#### [Stated exercise]
Repeat the records exactly. Every line must match.

#### [Exercise material]
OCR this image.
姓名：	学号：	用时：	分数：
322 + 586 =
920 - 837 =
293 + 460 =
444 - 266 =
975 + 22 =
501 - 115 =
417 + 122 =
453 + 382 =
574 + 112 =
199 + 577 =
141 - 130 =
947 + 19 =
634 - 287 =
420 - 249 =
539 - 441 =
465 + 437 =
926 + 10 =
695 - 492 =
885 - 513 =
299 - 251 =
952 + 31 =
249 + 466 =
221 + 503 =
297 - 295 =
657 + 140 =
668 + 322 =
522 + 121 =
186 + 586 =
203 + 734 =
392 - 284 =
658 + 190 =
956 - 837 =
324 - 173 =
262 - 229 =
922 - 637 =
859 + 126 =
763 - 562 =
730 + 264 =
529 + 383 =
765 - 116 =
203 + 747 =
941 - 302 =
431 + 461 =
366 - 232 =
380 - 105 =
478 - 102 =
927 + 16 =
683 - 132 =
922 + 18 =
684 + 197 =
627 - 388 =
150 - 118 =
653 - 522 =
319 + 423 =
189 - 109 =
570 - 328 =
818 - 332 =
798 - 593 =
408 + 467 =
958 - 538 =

#### [Response to this exercise]
OCR this image.
姓名：	学号：	用时：	分数：
322 + 586 =
920 - 837 =
293 + 460 =
444 - 266 =
975 + 22 =
501 - 115 =
417 + 122 =
453 + 382 =
574 + 112 =
199 + 577 =
141 - 130 =
947 + 19 =
634 - 287 =
420 - 249 =
539 - 441 =
465 + 437 =
926 + 10 =
695 - 492 =
885 - 513 =
299 - 251 =
952 + 31 =
249 + 466 =
221 + 503 =
297 - 295 =
657 + 140 =
668 + 322 =
522 + 121 =
186 + 586 =
203 + 734 =
392 - 284 =
658 + 190 =
956 - 837 =
324 - 173 =
262 - 229 =
922 - 637 =
859 + 126 =
763 - 562 =
730 + 264 =
529 + 383 =
765 - 116 =
203 + 747 =
941 - 302 =
431 + 461 =
366 - 232 =
380 - 105 =
478 - 102 =
927 + 16 =
683 - 132 =
922 + 18 =
684 + 197 =
627 - 388 =
150 - 118 =
653 - 522 =
319 + 423 =
189 - 109 =
570 - 328 =
818 - 332 =
798 - 593 =
408 + 467 =
958 - 538 =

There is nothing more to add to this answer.